┌──
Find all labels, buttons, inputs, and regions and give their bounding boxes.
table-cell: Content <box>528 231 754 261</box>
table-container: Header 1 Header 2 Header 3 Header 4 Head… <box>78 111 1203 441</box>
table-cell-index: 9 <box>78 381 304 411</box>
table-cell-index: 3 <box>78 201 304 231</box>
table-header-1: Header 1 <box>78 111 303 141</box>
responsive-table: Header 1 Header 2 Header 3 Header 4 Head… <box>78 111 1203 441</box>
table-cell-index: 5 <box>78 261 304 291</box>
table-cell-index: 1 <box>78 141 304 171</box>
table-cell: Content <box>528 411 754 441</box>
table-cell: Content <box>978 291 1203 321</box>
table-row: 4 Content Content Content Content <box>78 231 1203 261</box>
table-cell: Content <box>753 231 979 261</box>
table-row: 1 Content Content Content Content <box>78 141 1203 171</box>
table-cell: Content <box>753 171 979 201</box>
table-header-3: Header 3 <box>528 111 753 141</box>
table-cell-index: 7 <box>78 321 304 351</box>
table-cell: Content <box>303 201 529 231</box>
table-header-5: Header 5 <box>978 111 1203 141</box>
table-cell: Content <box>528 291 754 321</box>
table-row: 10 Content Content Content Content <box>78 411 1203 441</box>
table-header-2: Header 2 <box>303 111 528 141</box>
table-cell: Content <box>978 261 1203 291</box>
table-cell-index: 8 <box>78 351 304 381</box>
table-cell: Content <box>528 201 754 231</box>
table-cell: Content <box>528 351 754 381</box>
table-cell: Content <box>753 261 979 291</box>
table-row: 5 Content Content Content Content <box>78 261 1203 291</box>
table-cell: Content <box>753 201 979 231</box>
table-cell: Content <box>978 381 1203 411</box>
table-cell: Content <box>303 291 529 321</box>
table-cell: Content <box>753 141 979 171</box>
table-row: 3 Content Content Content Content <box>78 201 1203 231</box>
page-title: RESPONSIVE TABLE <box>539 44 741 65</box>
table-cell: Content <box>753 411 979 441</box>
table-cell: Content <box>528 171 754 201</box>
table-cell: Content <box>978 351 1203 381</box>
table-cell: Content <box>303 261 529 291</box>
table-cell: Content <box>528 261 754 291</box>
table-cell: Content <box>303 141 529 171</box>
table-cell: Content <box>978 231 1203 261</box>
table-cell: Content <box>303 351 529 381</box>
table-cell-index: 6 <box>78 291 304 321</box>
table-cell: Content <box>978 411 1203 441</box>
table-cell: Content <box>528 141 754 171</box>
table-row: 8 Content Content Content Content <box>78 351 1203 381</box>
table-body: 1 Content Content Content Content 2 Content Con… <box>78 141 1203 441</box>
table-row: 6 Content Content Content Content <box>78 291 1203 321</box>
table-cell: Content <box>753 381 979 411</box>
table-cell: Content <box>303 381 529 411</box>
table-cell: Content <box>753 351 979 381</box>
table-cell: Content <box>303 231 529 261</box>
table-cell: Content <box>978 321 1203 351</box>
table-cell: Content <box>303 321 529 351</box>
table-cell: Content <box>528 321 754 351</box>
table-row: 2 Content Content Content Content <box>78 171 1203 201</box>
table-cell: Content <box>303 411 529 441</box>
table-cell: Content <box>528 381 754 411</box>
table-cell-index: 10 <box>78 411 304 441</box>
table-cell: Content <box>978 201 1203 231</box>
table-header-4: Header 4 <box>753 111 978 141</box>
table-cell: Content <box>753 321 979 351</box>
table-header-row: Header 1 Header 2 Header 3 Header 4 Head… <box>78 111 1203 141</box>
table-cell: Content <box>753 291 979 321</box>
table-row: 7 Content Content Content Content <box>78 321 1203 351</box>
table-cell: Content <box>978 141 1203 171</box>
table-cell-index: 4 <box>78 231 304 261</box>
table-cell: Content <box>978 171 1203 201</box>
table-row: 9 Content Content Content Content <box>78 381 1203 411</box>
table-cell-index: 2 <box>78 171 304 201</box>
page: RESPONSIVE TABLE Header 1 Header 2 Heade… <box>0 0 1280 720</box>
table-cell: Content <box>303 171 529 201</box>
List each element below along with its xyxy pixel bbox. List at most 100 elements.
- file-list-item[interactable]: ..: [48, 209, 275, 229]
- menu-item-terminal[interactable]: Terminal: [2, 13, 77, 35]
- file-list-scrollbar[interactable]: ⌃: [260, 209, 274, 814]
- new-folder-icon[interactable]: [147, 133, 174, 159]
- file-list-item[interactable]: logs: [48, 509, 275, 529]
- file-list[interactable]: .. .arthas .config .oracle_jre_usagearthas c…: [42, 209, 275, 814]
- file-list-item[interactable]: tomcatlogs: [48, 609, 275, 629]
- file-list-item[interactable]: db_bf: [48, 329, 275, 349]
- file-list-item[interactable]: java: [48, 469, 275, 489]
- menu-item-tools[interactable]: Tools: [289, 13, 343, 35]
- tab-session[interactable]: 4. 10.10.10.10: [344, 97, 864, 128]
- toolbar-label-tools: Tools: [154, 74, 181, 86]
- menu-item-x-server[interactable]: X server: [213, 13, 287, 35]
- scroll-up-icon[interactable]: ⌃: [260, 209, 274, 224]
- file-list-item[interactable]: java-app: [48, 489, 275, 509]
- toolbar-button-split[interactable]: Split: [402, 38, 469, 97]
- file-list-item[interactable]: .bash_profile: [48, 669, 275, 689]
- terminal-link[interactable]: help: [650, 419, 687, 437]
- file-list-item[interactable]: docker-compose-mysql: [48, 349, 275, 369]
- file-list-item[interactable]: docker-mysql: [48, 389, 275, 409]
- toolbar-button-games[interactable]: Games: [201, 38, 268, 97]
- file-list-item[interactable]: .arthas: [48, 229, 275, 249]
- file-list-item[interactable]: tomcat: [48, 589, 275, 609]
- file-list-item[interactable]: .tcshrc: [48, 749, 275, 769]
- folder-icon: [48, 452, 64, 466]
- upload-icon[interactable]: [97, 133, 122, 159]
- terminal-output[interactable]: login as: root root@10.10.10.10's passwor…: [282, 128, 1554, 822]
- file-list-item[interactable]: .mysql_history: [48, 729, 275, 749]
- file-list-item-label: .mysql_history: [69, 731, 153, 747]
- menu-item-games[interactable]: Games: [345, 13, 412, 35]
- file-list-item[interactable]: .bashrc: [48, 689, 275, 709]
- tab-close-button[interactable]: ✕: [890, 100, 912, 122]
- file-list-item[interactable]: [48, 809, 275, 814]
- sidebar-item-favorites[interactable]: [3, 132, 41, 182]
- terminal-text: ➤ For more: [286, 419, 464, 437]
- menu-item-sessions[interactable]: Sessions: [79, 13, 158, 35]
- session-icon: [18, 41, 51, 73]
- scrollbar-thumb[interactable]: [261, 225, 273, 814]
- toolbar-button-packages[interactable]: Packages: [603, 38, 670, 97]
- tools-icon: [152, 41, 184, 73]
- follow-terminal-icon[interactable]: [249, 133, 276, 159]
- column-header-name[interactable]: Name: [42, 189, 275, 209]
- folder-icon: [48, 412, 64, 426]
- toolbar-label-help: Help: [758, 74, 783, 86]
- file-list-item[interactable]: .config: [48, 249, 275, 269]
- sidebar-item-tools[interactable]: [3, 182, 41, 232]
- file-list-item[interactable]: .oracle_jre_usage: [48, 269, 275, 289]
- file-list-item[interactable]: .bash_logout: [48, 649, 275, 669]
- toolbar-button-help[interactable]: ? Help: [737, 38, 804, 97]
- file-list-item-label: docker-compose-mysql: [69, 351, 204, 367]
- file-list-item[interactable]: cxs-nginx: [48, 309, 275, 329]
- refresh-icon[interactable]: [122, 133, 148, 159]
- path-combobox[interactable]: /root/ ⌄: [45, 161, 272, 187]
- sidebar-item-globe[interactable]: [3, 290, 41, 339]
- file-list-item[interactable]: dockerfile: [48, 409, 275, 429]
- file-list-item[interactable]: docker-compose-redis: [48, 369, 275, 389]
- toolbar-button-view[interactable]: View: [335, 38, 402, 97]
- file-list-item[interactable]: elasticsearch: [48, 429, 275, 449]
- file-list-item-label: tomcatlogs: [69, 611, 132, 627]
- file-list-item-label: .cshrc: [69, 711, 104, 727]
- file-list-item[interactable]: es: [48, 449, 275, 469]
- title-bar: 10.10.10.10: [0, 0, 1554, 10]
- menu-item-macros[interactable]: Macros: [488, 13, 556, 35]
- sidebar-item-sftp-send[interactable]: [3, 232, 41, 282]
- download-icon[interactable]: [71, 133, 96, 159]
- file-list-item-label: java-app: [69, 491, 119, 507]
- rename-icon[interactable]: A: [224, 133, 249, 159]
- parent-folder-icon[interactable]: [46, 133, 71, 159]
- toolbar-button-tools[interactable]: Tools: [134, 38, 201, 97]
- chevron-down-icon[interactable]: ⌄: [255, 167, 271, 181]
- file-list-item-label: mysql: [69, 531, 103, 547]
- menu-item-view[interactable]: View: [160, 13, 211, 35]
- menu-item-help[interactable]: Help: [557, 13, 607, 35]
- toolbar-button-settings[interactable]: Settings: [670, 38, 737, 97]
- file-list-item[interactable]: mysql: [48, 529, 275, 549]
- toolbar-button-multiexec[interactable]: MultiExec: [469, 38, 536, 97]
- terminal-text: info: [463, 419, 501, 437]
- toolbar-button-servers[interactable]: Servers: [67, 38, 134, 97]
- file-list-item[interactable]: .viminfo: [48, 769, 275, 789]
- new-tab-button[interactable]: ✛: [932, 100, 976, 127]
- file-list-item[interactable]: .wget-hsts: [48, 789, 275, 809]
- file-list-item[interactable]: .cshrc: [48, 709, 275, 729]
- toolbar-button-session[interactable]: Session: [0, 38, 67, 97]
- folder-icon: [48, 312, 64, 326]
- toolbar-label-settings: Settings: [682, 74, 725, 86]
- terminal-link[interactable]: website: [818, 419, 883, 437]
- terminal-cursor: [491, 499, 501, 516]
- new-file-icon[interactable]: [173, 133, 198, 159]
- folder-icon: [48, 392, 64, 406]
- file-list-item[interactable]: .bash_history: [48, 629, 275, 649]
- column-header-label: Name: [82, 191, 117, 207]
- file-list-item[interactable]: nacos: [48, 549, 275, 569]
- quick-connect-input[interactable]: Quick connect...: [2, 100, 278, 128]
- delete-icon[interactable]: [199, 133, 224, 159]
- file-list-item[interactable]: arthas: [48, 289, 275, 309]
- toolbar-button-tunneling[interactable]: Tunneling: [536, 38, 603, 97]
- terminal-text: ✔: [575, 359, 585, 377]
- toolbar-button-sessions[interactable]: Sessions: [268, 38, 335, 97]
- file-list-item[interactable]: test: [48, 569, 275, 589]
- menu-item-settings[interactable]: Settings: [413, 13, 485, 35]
└──
• _Aim_
Copy the listing above word for word, starting at its first line and ending with the line that contains "table-cell: Content <box>753 231".

• _The output_
Find all labels, buttons, inputs, and regions and give their bounding boxes.
table-cell: Content <box>528 231 754 261</box>
table-container: Header 1 Header 2 Header 3 Header 4 Head… <box>78 111 1203 441</box>
table-cell-index: 9 <box>78 381 304 411</box>
table-cell-index: 3 <box>78 201 304 231</box>
table-header-1: Header 1 <box>78 111 303 141</box>
responsive-table: Header 1 Header 2 Header 3 Header 4 Head… <box>78 111 1203 441</box>
table-cell-index: 5 <box>78 261 304 291</box>
table-cell-index: 1 <box>78 141 304 171</box>
table-cell: Content <box>528 411 754 441</box>
table-cell: Content <box>978 291 1203 321</box>
table-row: 4 Content Content Content Content <box>78 231 1203 261</box>
table-cell: Content <box>753 231 979 261</box>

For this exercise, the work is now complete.